__Exercise__. Scan the lines below; pull out those with "프롤로그".

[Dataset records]
Begin

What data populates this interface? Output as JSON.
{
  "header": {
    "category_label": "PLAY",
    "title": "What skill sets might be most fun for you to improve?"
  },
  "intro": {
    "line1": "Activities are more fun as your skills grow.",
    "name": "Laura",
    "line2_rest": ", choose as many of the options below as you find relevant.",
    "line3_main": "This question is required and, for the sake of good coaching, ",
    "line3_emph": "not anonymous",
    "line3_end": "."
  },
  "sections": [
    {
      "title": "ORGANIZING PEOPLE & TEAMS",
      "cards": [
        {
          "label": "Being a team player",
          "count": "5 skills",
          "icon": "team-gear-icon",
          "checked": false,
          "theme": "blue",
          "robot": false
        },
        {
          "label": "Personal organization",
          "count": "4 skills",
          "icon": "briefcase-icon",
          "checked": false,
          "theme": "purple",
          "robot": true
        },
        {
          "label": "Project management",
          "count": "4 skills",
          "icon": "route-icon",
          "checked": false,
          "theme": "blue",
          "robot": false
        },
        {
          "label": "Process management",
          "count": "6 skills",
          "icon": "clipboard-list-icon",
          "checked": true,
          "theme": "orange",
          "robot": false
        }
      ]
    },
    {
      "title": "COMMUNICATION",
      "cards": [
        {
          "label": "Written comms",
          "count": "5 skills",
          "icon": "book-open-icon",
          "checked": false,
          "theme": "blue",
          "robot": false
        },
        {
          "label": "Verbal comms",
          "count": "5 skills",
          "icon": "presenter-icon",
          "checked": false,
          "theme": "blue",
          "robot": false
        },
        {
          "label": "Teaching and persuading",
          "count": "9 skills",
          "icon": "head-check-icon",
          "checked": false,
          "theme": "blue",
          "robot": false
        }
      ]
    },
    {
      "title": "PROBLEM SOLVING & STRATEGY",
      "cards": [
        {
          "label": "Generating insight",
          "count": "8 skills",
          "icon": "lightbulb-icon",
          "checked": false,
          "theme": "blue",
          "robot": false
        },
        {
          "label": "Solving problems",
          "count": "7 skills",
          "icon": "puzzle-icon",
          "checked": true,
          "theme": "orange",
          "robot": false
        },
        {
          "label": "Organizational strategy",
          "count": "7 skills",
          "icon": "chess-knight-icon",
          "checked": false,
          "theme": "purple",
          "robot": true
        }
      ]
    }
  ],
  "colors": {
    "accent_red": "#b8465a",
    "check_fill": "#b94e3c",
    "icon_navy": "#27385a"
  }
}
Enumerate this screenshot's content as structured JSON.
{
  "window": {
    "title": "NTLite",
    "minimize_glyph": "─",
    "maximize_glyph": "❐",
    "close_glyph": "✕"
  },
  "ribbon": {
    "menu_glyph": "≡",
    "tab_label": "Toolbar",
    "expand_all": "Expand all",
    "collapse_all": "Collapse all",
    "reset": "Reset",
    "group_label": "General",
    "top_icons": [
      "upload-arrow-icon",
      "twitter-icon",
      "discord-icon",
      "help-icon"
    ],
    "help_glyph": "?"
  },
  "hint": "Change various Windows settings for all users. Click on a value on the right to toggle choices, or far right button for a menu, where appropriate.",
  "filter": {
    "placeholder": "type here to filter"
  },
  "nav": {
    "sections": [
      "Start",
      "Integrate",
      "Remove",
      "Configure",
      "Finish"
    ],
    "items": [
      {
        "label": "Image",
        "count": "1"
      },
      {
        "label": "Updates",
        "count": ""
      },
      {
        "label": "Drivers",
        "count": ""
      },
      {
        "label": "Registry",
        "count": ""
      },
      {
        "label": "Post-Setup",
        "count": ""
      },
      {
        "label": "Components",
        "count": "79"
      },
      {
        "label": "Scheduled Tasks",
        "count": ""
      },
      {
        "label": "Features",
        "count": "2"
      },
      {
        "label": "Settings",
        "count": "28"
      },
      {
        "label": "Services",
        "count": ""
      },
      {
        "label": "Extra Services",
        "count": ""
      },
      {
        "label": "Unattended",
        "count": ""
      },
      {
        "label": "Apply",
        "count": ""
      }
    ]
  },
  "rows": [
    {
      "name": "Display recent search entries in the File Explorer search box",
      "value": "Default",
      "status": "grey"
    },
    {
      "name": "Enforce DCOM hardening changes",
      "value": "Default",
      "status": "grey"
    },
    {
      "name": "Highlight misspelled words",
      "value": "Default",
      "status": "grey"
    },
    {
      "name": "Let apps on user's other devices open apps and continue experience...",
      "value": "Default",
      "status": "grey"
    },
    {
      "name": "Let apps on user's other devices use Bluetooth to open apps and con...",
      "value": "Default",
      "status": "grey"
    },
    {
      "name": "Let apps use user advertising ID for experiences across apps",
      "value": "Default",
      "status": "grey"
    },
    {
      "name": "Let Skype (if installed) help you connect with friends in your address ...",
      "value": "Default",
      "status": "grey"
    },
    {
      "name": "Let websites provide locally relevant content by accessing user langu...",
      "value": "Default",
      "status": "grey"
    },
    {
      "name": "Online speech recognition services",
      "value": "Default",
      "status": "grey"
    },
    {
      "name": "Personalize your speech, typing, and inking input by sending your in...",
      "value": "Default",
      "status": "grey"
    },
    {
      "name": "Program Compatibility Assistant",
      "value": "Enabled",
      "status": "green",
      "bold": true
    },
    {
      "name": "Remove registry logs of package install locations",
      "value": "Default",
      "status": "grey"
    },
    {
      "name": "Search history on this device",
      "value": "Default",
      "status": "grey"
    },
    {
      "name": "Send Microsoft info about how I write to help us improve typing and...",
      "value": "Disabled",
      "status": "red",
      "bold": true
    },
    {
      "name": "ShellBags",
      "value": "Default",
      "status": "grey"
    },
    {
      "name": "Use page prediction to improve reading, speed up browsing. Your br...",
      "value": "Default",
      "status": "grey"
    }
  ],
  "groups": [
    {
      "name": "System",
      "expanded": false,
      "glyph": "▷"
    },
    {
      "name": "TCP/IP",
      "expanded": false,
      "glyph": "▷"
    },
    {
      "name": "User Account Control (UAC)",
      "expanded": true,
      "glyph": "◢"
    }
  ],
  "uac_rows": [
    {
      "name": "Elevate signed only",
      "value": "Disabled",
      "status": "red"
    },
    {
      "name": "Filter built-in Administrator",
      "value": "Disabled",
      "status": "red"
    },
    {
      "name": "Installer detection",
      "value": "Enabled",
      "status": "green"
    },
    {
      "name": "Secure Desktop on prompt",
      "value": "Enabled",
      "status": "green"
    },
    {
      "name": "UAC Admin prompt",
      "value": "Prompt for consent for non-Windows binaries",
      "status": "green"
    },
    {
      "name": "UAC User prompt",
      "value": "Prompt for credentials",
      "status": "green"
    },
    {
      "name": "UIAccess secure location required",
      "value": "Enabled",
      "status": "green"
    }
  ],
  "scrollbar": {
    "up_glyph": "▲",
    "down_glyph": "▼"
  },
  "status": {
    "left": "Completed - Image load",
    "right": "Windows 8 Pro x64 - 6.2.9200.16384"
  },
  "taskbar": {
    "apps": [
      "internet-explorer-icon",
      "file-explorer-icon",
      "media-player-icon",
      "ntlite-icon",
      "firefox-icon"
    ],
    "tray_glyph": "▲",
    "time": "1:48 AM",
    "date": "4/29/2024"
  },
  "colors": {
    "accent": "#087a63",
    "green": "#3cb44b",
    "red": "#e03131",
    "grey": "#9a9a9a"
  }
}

End
Begin

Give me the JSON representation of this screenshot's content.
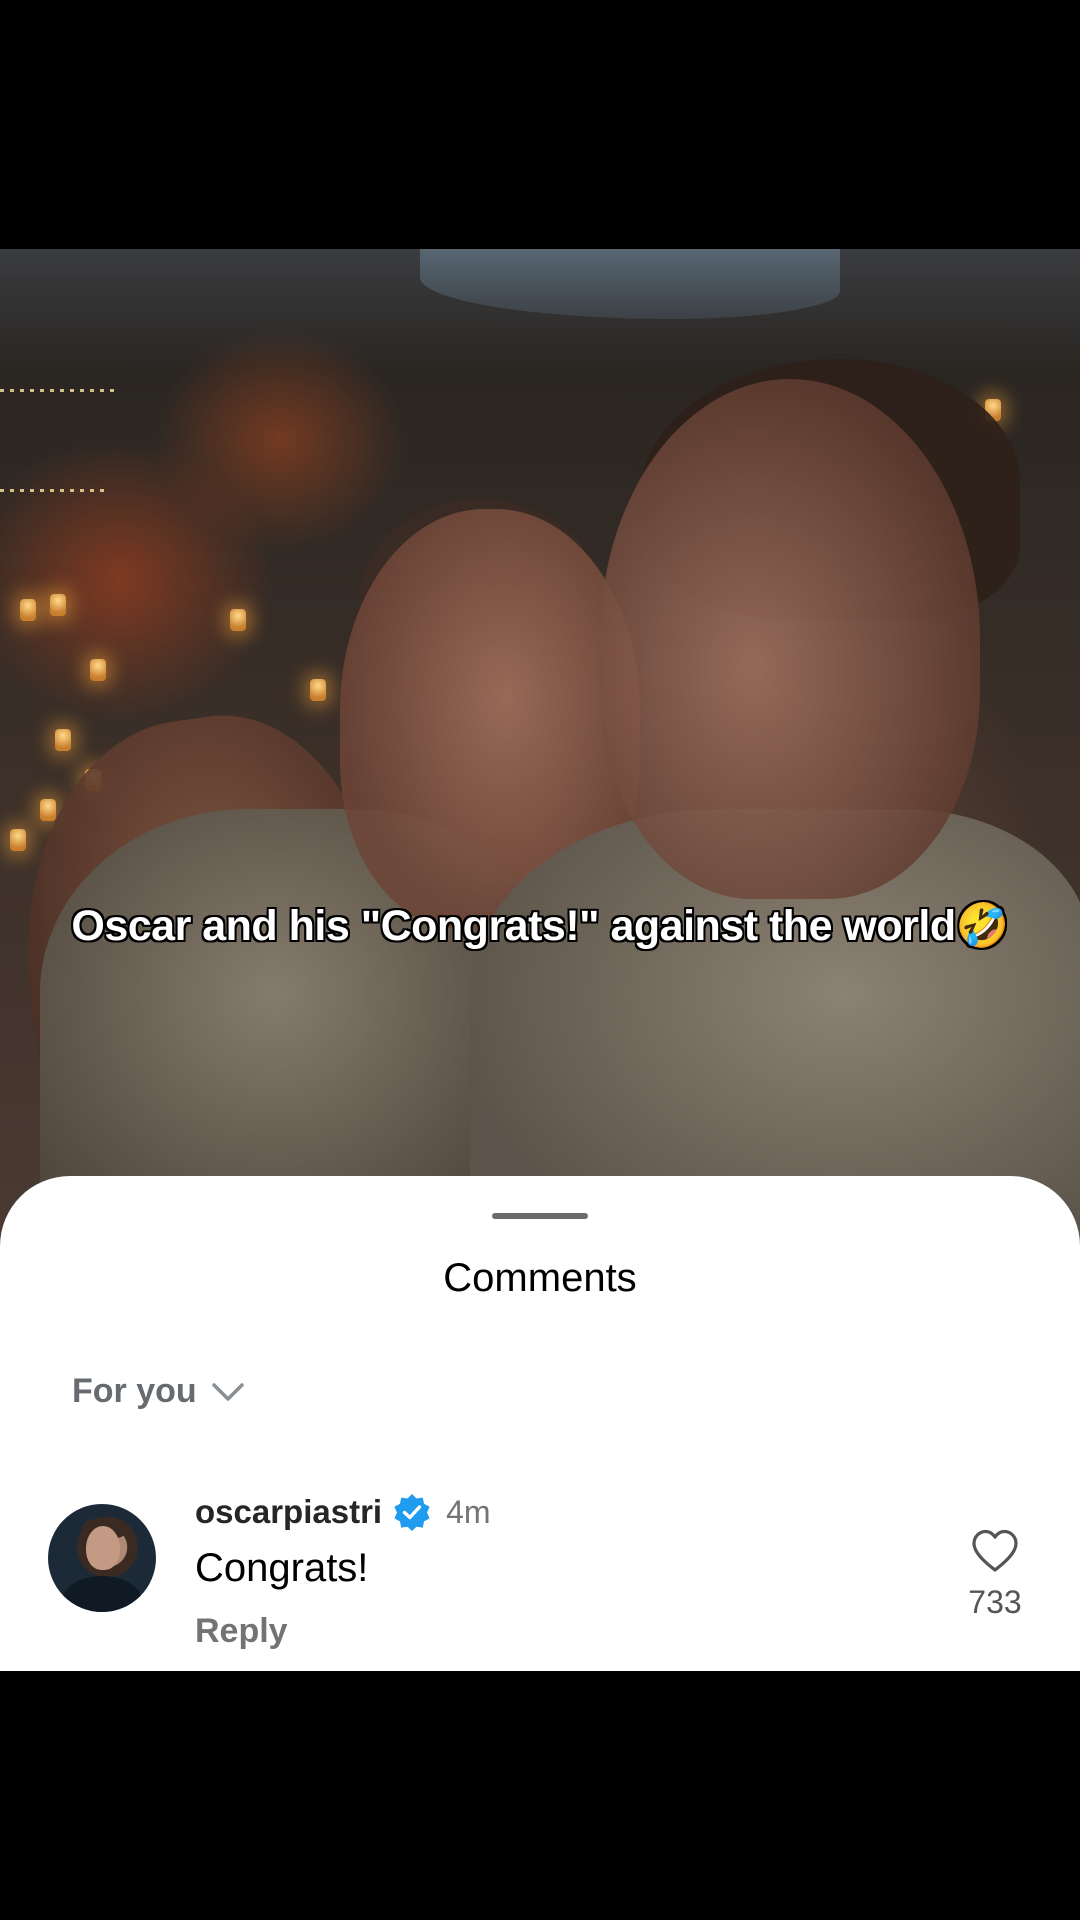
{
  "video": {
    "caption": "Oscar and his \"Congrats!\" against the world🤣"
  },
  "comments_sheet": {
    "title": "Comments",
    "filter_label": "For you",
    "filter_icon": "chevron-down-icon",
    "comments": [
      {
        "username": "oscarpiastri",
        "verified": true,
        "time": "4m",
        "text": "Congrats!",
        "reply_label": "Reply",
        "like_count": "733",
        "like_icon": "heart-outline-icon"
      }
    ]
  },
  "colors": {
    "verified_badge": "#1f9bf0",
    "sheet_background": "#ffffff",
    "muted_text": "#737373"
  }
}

End
Begin

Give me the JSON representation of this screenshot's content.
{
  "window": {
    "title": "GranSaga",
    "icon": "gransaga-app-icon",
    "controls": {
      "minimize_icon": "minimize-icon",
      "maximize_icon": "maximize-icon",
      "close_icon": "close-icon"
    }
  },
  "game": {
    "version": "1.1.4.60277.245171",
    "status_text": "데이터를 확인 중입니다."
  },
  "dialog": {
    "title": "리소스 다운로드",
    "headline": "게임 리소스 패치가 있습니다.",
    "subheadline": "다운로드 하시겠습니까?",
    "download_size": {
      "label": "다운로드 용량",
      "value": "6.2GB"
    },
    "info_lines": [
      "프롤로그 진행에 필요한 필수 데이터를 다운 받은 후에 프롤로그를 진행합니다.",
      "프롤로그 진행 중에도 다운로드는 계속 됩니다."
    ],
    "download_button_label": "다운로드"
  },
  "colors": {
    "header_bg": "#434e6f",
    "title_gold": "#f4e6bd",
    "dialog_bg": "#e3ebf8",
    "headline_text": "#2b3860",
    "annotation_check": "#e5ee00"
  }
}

End

__Answer for the task__.
      "프롤로그 진행에 필요한 필수 데이터를 다운 받은 후에 프롤로그를 진행합니다.",
      "프롤로그 진행 중에도 다운로드는 계속 됩니다."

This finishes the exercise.